(Stored data)
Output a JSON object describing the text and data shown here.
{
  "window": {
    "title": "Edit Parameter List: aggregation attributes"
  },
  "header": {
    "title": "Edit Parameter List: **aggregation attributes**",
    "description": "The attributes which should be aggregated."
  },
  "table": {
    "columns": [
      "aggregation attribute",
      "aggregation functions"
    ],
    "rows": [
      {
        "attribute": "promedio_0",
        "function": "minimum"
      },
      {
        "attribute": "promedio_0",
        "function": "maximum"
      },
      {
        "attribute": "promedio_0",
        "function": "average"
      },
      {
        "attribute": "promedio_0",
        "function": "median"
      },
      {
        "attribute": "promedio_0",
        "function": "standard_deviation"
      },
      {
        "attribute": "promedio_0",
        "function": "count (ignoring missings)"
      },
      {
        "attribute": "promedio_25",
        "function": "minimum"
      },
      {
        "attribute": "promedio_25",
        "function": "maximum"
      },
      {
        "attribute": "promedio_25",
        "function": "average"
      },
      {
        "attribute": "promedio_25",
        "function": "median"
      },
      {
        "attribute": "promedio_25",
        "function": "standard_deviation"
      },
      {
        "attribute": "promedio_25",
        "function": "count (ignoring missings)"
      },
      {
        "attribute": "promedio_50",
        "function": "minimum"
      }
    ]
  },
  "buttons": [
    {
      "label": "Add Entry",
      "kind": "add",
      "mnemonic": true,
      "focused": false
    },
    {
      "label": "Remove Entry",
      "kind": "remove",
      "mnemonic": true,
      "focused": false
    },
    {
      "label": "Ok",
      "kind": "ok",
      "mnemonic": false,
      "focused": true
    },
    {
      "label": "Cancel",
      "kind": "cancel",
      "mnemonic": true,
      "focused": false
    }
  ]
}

■ TO DO:
Find the word "title" in the material, then list each line that holds it.

■ COMPLETED TASK:
    "title": "Edit Parameter List: aggregation attributes"
    "title": "Edit Parameter List: **aggregation attributes**",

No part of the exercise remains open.